### Exercise requirements
Gather up the lines that contain "white".

### Excerpted records

>> start

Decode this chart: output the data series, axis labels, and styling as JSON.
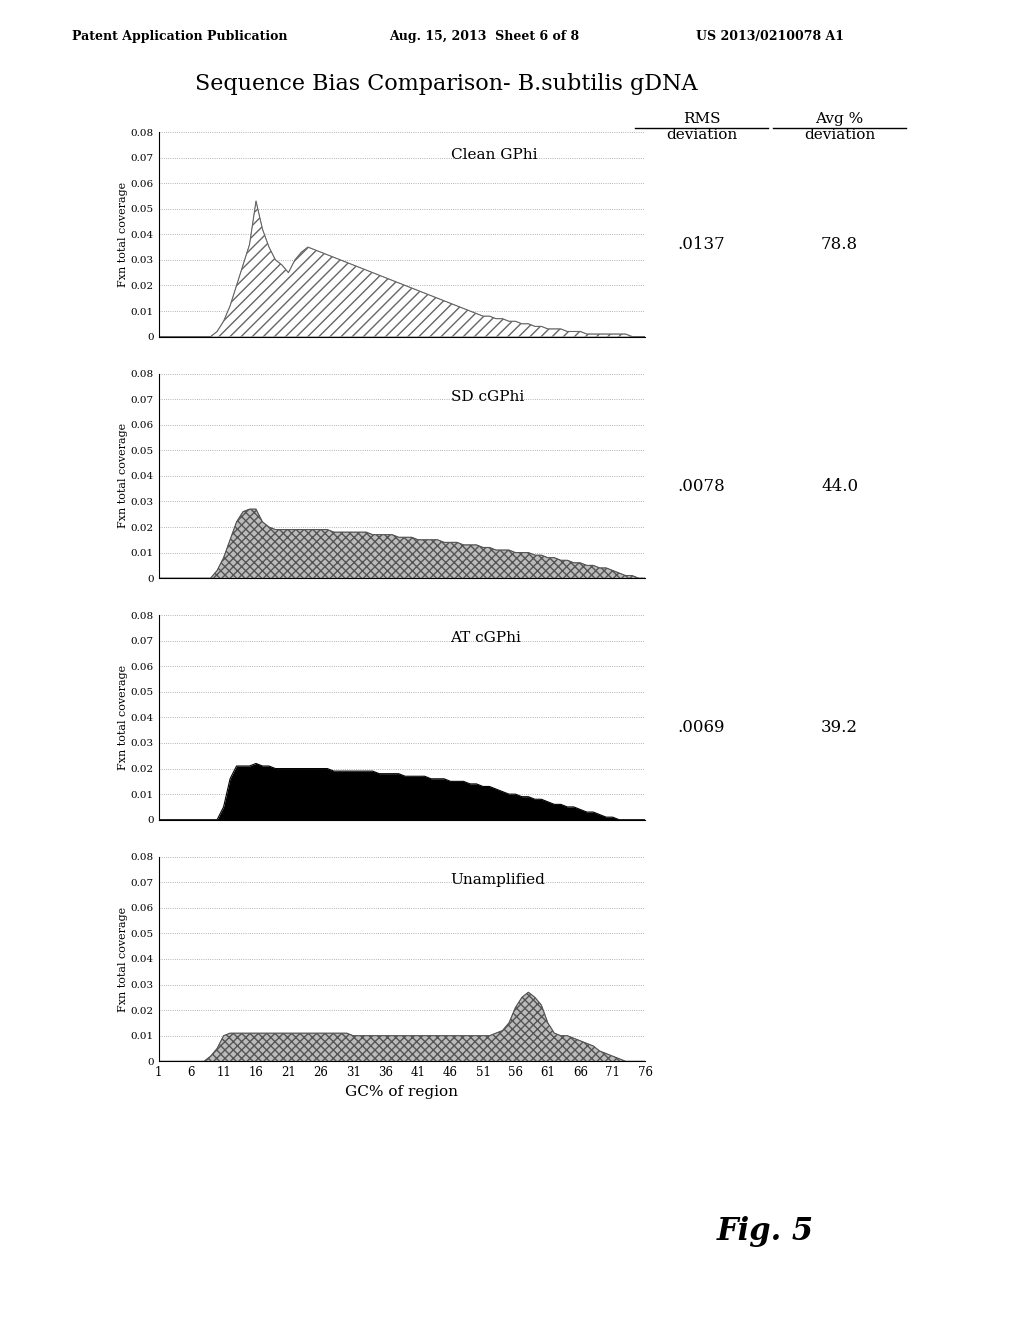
{
  "title": "Sequence Bias Comparison- B.subtilis gDNA",
  "xlabel": "GC% of region",
  "ylabel": "Fxn total coverage",
  "x_ticks": [
    1,
    6,
    11,
    16,
    21,
    26,
    31,
    36,
    41,
    46,
    51,
    56,
    61,
    66,
    71,
    76
  ],
  "ylim": [
    0,
    0.08
  ],
  "yticks": [
    0,
    0.01,
    0.02,
    0.03,
    0.04,
    0.05,
    0.06,
    0.07,
    0.08
  ],
  "subplots": [
    {
      "label": "Clean GPhi",
      "rms": ".0137",
      "avg": "78.8",
      "fill_style": "hatch",
      "hatch": "///",
      "fill_color": "white",
      "edge_color": "#666666",
      "data_x": [
        1,
        2,
        3,
        4,
        5,
        6,
        7,
        8,
        9,
        10,
        11,
        12,
        13,
        14,
        15,
        16,
        17,
        18,
        19,
        20,
        21,
        22,
        23,
        24,
        25,
        26,
        27,
        28,
        29,
        30,
        31,
        32,
        33,
        34,
        35,
        36,
        37,
        38,
        39,
        40,
        41,
        42,
        43,
        44,
        45,
        46,
        47,
        48,
        49,
        50,
        51,
        52,
        53,
        54,
        55,
        56,
        57,
        58,
        59,
        60,
        61,
        62,
        63,
        64,
        65,
        66,
        67,
        68,
        69,
        70,
        71,
        72,
        73,
        74,
        75,
        76
      ],
      "data_y": [
        0,
        0,
        0,
        0,
        0,
        0,
        0,
        0,
        0,
        0.002,
        0.006,
        0.012,
        0.02,
        0.028,
        0.036,
        0.053,
        0.042,
        0.035,
        0.03,
        0.028,
        0.025,
        0.03,
        0.033,
        0.035,
        0.034,
        0.033,
        0.032,
        0.031,
        0.03,
        0.029,
        0.028,
        0.027,
        0.026,
        0.025,
        0.024,
        0.023,
        0.022,
        0.021,
        0.02,
        0.019,
        0.018,
        0.017,
        0.016,
        0.015,
        0.014,
        0.013,
        0.012,
        0.011,
        0.01,
        0.009,
        0.008,
        0.008,
        0.007,
        0.007,
        0.006,
        0.006,
        0.005,
        0.005,
        0.004,
        0.004,
        0.003,
        0.003,
        0.003,
        0.002,
        0.002,
        0.002,
        0.001,
        0.001,
        0.001,
        0.001,
        0.001,
        0.001,
        0.001,
        0,
        0,
        0
      ]
    },
    {
      "label": "SD cGPhi",
      "rms": ".0078",
      "avg": "44.0",
      "fill_style": "hatch",
      "hatch": "xxxx",
      "fill_color": "#bbbbbb",
      "edge_color": "#555555",
      "data_x": [
        1,
        2,
        3,
        4,
        5,
        6,
        7,
        8,
        9,
        10,
        11,
        12,
        13,
        14,
        15,
        16,
        17,
        18,
        19,
        20,
        21,
        22,
        23,
        24,
        25,
        26,
        27,
        28,
        29,
        30,
        31,
        32,
        33,
        34,
        35,
        36,
        37,
        38,
        39,
        40,
        41,
        42,
        43,
        44,
        45,
        46,
        47,
        48,
        49,
        50,
        51,
        52,
        53,
        54,
        55,
        56,
        57,
        58,
        59,
        60,
        61,
        62,
        63,
        64,
        65,
        66,
        67,
        68,
        69,
        70,
        71,
        72,
        73,
        74,
        75,
        76
      ],
      "data_y": [
        0,
        0,
        0,
        0,
        0,
        0,
        0,
        0,
        0,
        0.003,
        0.008,
        0.015,
        0.022,
        0.026,
        0.027,
        0.027,
        0.022,
        0.02,
        0.019,
        0.019,
        0.019,
        0.019,
        0.019,
        0.019,
        0.019,
        0.019,
        0.019,
        0.018,
        0.018,
        0.018,
        0.018,
        0.018,
        0.018,
        0.017,
        0.017,
        0.017,
        0.017,
        0.016,
        0.016,
        0.016,
        0.015,
        0.015,
        0.015,
        0.015,
        0.014,
        0.014,
        0.014,
        0.013,
        0.013,
        0.013,
        0.012,
        0.012,
        0.011,
        0.011,
        0.011,
        0.01,
        0.01,
        0.01,
        0.009,
        0.009,
        0.008,
        0.008,
        0.007,
        0.007,
        0.006,
        0.006,
        0.005,
        0.005,
        0.004,
        0.004,
        0.003,
        0.002,
        0.001,
        0.001,
        0,
        0
      ]
    },
    {
      "label": "AT cGPhi",
      "rms": ".0069",
      "avg": "39.2",
      "fill_style": "solid",
      "hatch": "",
      "fill_color": "black",
      "edge_color": "black",
      "data_x": [
        1,
        2,
        3,
        4,
        5,
        6,
        7,
        8,
        9,
        10,
        11,
        12,
        13,
        14,
        15,
        16,
        17,
        18,
        19,
        20,
        21,
        22,
        23,
        24,
        25,
        26,
        27,
        28,
        29,
        30,
        31,
        32,
        33,
        34,
        35,
        36,
        37,
        38,
        39,
        40,
        41,
        42,
        43,
        44,
        45,
        46,
        47,
        48,
        49,
        50,
        51,
        52,
        53,
        54,
        55,
        56,
        57,
        58,
        59,
        60,
        61,
        62,
        63,
        64,
        65,
        66,
        67,
        68,
        69,
        70,
        71,
        72,
        73,
        74,
        75,
        76
      ],
      "data_y": [
        0,
        0,
        0,
        0,
        0,
        0,
        0,
        0,
        0,
        0,
        0.005,
        0.016,
        0.021,
        0.021,
        0.021,
        0.022,
        0.021,
        0.021,
        0.02,
        0.02,
        0.02,
        0.02,
        0.02,
        0.02,
        0.02,
        0.02,
        0.02,
        0.019,
        0.019,
        0.019,
        0.019,
        0.019,
        0.019,
        0.019,
        0.018,
        0.018,
        0.018,
        0.018,
        0.017,
        0.017,
        0.017,
        0.017,
        0.016,
        0.016,
        0.016,
        0.015,
        0.015,
        0.015,
        0.014,
        0.014,
        0.013,
        0.013,
        0.012,
        0.011,
        0.01,
        0.01,
        0.009,
        0.009,
        0.008,
        0.008,
        0.007,
        0.006,
        0.006,
        0.005,
        0.005,
        0.004,
        0.003,
        0.003,
        0.002,
        0.001,
        0.001,
        0,
        0,
        0,
        0,
        0
      ]
    },
    {
      "label": "Unamplified",
      "rms": "",
      "avg": "",
      "fill_style": "hatch",
      "hatch": "xxxx",
      "fill_color": "#bbbbbb",
      "edge_color": "#555555",
      "data_x": [
        1,
        2,
        3,
        4,
        5,
        6,
        7,
        8,
        9,
        10,
        11,
        12,
        13,
        14,
        15,
        16,
        17,
        18,
        19,
        20,
        21,
        22,
        23,
        24,
        25,
        26,
        27,
        28,
        29,
        30,
        31,
        32,
        33,
        34,
        35,
        36,
        37,
        38,
        39,
        40,
        41,
        42,
        43,
        44,
        45,
        46,
        47,
        48,
        49,
        50,
        51,
        52,
        53,
        54,
        55,
        56,
        57,
        58,
        59,
        60,
        61,
        62,
        63,
        64,
        65,
        66,
        67,
        68,
        69,
        70,
        71,
        72,
        73,
        74,
        75,
        76
      ],
      "data_y": [
        0,
        0,
        0,
        0,
        0,
        0,
        0,
        0,
        0.002,
        0.005,
        0.01,
        0.011,
        0.011,
        0.011,
        0.011,
        0.011,
        0.011,
        0.011,
        0.011,
        0.011,
        0.011,
        0.011,
        0.011,
        0.011,
        0.011,
        0.011,
        0.011,
        0.011,
        0.011,
        0.011,
        0.01,
        0.01,
        0.01,
        0.01,
        0.01,
        0.01,
        0.01,
        0.01,
        0.01,
        0.01,
        0.01,
        0.01,
        0.01,
        0.01,
        0.01,
        0.01,
        0.01,
        0.01,
        0.01,
        0.01,
        0.01,
        0.01,
        0.011,
        0.012,
        0.015,
        0.021,
        0.025,
        0.027,
        0.025,
        0.022,
        0.015,
        0.011,
        0.01,
        0.01,
        0.009,
        0.008,
        0.007,
        0.006,
        0.004,
        0.003,
        0.002,
        0.001,
        0,
        0,
        0,
        0
      ]
    }
  ],
  "patent_header_left": "Patent Application Publication",
  "patent_header_mid": "Aug. 15, 2013  Sheet 6 of 8",
  "patent_header_right": "US 2013/0210078 A1",
  "fig_label": "Fig. 5",
  "table_rows": [
    [
      ".0137",
      "78.8"
    ],
    [
      ".0078",
      "44.0"
    ],
    [
      ".0069",
      "39.2"
    ]
  ],
  "background_color": "white"
}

>> end

### Full response
      "fill_color": "white",
  "background_color": "white"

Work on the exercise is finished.